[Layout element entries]
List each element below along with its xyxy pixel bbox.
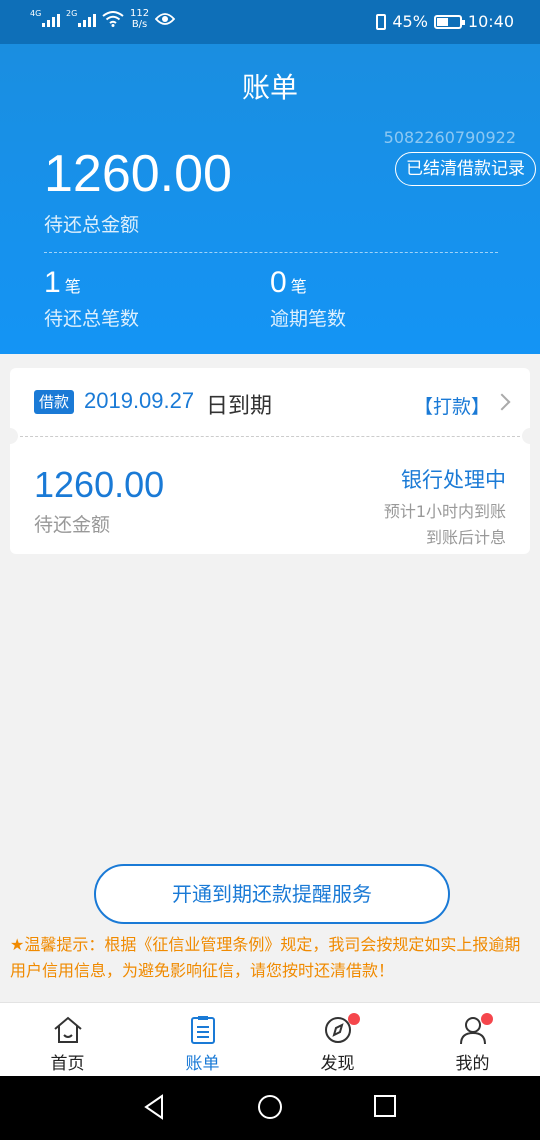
total-amount: 1260.00 — [44, 145, 232, 203]
battery-percent: 45% — [392, 12, 428, 31]
speed-unit: B/s — [131, 19, 148, 30]
signal-icon-2: 2G — [66, 9, 96, 27]
chevron-right-icon[interactable] — [493, 393, 511, 411]
wifi-icon — [102, 11, 124, 27]
tab-mine[interactable]: 我的 — [405, 1003, 540, 1077]
warning-tip: ★温馨提示：根据《征信业管理条例》规定，我司会按规定如实上报逾期用户信用信息，为… — [10, 935, 521, 980]
pay-link[interactable]: 【打款】 — [414, 392, 490, 419]
bill-icon — [190, 1016, 215, 1044]
discover-badge — [348, 1013, 360, 1025]
due-suffix: 日到期 — [206, 394, 273, 419]
loan-tag: 借款 — [34, 390, 75, 414]
card-divider — [20, 436, 520, 437]
bill-header: 账单 5082260790922 已结清借款记录 1260.00 待还总金额 1… — [0, 44, 540, 354]
tab-bill[interactable]: 账单 — [135, 1003, 270, 1077]
loan-status: 银行处理中 — [401, 468, 506, 492]
vibrate-icon — [376, 13, 387, 30]
header-divider — [44, 252, 498, 253]
system-nav-bar — [0, 1076, 540, 1140]
pending-count: 1 — [44, 266, 61, 299]
loan-card-header[interactable]: 借款 2019.09.27 日到期 【打款】 — [10, 368, 530, 438]
page-title: 账单 — [241, 71, 298, 104]
overdue-unit: 笔 — [290, 277, 307, 296]
overdue-count-label: 逾期笔数 — [270, 308, 347, 330]
clock: 10:40 — [467, 12, 514, 31]
battery-icon — [433, 14, 465, 29]
loan-amount: 1260.00 — [34, 464, 165, 505]
tab-home[interactable]: 首页 — [0, 1003, 135, 1077]
status-left: 4G 2G 112 B/s — [30, 8, 176, 30]
pending-count-label: 待还总笔数 — [44, 308, 140, 330]
pending-unit: 笔 — [64, 277, 81, 296]
tab-label-bill: 账单 — [185, 1054, 220, 1074]
tab-label-home: 首页 — [50, 1054, 85, 1074]
card-notch-left — [2, 428, 18, 444]
back-icon[interactable] — [142, 1094, 166, 1120]
recents-icon[interactable] — [373, 1094, 397, 1118]
pending-count-stat: 1笔 待还总笔数 — [44, 266, 139, 331]
due-date: 2019.09.27 — [84, 388, 195, 413]
overdue-count: 0 — [270, 266, 287, 299]
home-nav-icon[interactable] — [257, 1094, 283, 1120]
eye-icon — [155, 13, 176, 25]
status-bar: 4G 2G 112 B/s 45% 10:40 — [0, 0, 540, 44]
mine-badge — [481, 1013, 493, 1025]
network-type-2: 2G — [66, 9, 78, 18]
overdue-count-stat: 0笔 逾期笔数 — [270, 266, 346, 331]
loan-card[interactable]: 借款 2019.09.27 日到期 【打款】 1260.00 待还金额 银行处理… — [2, 368, 538, 554]
tab-label-discover: 发现 — [320, 1054, 355, 1074]
total-amount-label: 待还总金额 — [44, 214, 140, 236]
bottom-tab-bar: 首页 账单 发现 我的 — [0, 1002, 540, 1076]
enable-reminder-button[interactable]: 开通到期还款提醒服务 — [94, 864, 450, 924]
network-type-1: 4G — [30, 9, 42, 18]
interest-note: 到账后计息 — [425, 528, 506, 547]
card-notch-right — [522, 428, 538, 444]
settled-loans-button[interactable]: 已结清借款记录 — [395, 152, 536, 186]
home-icon — [53, 1016, 82, 1043]
loan-amount-label: 待还金额 — [34, 514, 111, 536]
tab-discover[interactable]: 发现 — [270, 1003, 405, 1077]
tab-label-mine: 我的 — [455, 1054, 490, 1074]
account-number: 5082260790922 — [383, 128, 516, 147]
speed-value: 112 — [130, 8, 150, 19]
status-right: 45% 10:40 — [376, 12, 514, 31]
arrival-eta: 预计1小时内到账 — [383, 502, 506, 521]
network-speed: 112 B/s — [130, 8, 149, 30]
signal-icon: 4G — [30, 9, 60, 27]
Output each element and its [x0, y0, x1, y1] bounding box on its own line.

Short exercise:
Please gather every line in the records above that contains the string "mine", and copy each of those lines without changes.

Written reply:
tab-mine[interactable]: 我的 — [405, 1003, 540, 1077]
mine-badge — [481, 1013, 493, 1025]
tab-label-mine: 我的 — [455, 1054, 490, 1074]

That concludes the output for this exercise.